- Reading passage -
────────────────────

C.      Background to the Issuance of Permeninves/BKPM 5/2025

Minister of Investment and Downstreaming/Head of the BKPM Regulation Number 5 of 2025 was established as a technical implementing regulation of PP 28/2025, specifically to implement the provisions of Article 219 Paragraph (5), Article 256 Paragraph (8), Article 257 Paragraph (3), Article 262, Article 342, and Article 528 of PP 28/2025. Permeninves/BKPM 5/2025 was issued to provide legal certainty in the technical and operational implementation of risk-based business licensing through the OSS system. Permeninves/BKPM 5/2025 comprehensively regulates the guidelines and procedures covering registration of the Business Identification Number (NIB), fulfillment of basic requirements, PBBR oversight mechanisms, complete LKPM provisions, business actor compliance profiles, and the mechanism for imposing progressive administrative sanctions. The increasingly stringent enforcement dynamic is further driven by the national ambition of achieving an investment realization target of IDR 2,041.3 trillion by 2026. The Government no longer merely pursues commitment figures on paper but demands substantiation through valid realization data within the OSS system. In this context, the LKPM has transformed into a legal instrument that can determine the survival or dissolution of a business entity through an algorithmic compliance profile assessment mechanism.

 

D.      Key Comparison Between PP 28/2025 and PP 5/2021

In order to appreciate the magnitude of the changes introduced by PP 28/2025, the following comparative table sets out the critical articles that have been amended and updated from PP 5/2021:

 

Aspect/Critical Article PP 5/2021

(Previous Provision)

PP 28/2025

(New Provision)

Scope of Sectors (Article 5 of PP 5/2021) Regulated 15 principal sectors without explicitly incorporating the creative economy, geospatial information, cooperatives, and the environment. Seven (7) new sectors added: creative economy, geospatial information, labor, cooperatives, investment, administration of electronic systems and transactions, and the environment (Article 5 Paragraph (2)).
Service Level Certainty / SLA No firm and measurable timeframe (SLA) for each stage of the licensing process, thereby creating legal uncertainty. Clear and firm timeframes (SLA) for each PBBR process stage. In certain provisions, the positive fiction doctrine applies, including in the issuance of land technical considerations (General Elucidation of PP 28/2025).
Types of Administrative Sanctions (Article 355 of PP 5/2021) Administrative sanctions limited to: written warning, temporary suspension of business activities, and revocation of license. No instrument of administrative fines or coercive police power was recognized. Expanded to 6 types: (a) warning; (b) temporary suspension of business activities; (c) imposition of administrative fines; (d) imposition of police coercive power; (e) revocation of licenses/certifications/approvals; and (f) revocation of basic requirements, BL, and/or BL-MSME (Article 355 Paragraph (2)).

────────────────────

- Record extracts -
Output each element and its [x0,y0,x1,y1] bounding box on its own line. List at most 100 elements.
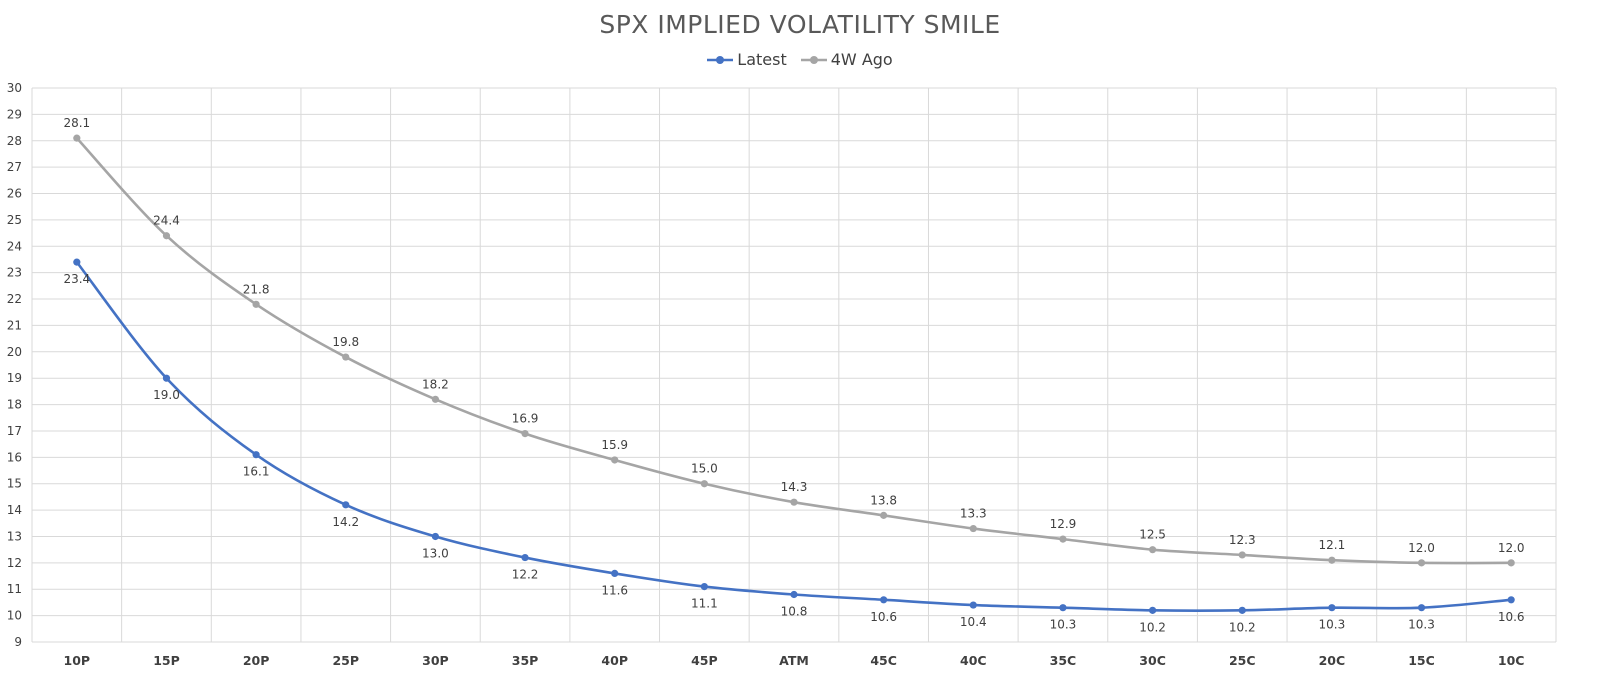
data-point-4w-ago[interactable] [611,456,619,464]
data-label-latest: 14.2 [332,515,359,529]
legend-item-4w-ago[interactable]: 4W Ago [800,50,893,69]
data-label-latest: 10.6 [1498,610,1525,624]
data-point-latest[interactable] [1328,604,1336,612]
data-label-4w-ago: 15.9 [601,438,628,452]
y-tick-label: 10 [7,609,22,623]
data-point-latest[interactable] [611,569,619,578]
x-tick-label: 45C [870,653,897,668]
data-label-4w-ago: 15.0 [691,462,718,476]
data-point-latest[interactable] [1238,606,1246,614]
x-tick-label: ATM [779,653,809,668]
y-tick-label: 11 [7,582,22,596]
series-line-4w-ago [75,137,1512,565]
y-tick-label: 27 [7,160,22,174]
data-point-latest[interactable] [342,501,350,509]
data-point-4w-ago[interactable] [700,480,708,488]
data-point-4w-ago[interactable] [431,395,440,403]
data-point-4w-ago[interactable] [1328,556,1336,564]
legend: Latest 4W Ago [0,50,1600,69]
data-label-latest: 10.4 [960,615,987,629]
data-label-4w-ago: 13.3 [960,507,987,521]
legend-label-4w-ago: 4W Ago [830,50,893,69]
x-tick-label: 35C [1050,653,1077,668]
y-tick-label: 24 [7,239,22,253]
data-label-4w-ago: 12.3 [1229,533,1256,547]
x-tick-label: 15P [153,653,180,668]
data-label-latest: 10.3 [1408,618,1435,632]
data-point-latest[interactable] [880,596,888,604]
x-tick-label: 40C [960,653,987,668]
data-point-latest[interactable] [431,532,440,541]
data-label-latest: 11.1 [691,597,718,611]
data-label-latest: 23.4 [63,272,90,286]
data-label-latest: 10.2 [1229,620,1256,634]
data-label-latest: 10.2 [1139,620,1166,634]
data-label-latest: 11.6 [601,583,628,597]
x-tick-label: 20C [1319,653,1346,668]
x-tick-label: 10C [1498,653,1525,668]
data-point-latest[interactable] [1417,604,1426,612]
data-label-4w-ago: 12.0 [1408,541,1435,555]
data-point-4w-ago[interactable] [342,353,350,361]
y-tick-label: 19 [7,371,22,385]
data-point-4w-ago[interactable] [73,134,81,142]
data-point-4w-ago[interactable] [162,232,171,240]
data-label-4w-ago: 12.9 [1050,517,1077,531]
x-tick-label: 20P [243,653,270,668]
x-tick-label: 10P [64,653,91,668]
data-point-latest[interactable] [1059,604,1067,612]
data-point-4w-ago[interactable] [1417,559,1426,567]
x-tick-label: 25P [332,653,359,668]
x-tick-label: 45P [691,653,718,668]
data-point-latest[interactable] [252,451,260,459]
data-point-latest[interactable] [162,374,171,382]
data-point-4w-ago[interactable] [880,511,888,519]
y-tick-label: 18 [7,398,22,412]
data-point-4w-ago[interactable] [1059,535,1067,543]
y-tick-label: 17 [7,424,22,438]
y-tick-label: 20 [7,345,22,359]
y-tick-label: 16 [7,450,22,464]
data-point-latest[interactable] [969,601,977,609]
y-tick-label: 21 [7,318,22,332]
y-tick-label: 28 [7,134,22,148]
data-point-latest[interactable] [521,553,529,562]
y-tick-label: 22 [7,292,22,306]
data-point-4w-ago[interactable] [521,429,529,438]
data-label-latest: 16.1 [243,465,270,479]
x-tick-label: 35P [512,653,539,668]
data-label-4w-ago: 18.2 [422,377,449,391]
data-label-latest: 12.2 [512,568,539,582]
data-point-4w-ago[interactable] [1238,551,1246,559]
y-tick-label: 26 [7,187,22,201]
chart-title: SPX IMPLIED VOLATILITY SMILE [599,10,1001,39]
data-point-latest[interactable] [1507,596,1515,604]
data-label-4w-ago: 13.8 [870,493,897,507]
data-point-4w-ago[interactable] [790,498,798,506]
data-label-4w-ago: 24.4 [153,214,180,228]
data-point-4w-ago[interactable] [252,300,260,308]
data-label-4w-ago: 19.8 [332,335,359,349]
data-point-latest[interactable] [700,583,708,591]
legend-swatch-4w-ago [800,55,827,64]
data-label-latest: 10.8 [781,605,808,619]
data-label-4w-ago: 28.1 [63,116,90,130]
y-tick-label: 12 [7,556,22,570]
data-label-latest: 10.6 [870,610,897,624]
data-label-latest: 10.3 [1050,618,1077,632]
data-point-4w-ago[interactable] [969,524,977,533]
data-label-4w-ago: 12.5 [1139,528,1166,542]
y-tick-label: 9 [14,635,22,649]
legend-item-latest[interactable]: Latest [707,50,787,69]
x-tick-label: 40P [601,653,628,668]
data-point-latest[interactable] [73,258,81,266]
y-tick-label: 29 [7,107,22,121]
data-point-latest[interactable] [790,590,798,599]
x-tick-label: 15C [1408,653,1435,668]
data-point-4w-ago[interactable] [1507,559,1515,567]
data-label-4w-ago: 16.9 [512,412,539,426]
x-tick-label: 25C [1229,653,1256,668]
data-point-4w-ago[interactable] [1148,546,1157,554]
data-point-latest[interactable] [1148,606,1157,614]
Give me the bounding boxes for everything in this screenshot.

────────────────────

- Short exercise A -
In two sentences, summarize the passage on Permeninves/BKPM 5/2025 and PP 28/2025.
- Short exercise B -
In the passage on Permeninves/BKPM 5/2025 and PP 28/2025, what investment realization target is set for 2026?
None of the data is needed for what follows.

- Task solution A -
Permeninves/BKPM 5/2025 was issued as a technical implementing regulation of PP 28/2025 to provide legal certainty in risk-based business licensing through the OSS system, covering matters such as NIB registration, PBBR oversight, LKPM provisions, compliance profiles and progressive administrative sanctions. Compared with PP 5/2021, PP 28/2025 adds seven new sectors, sets clear timeframes for each PBBR process stage, and expands administrative sanctions to six types, including administrative fines and police coercive power.

- Task solution B -
IDR 2,041.3 trillion.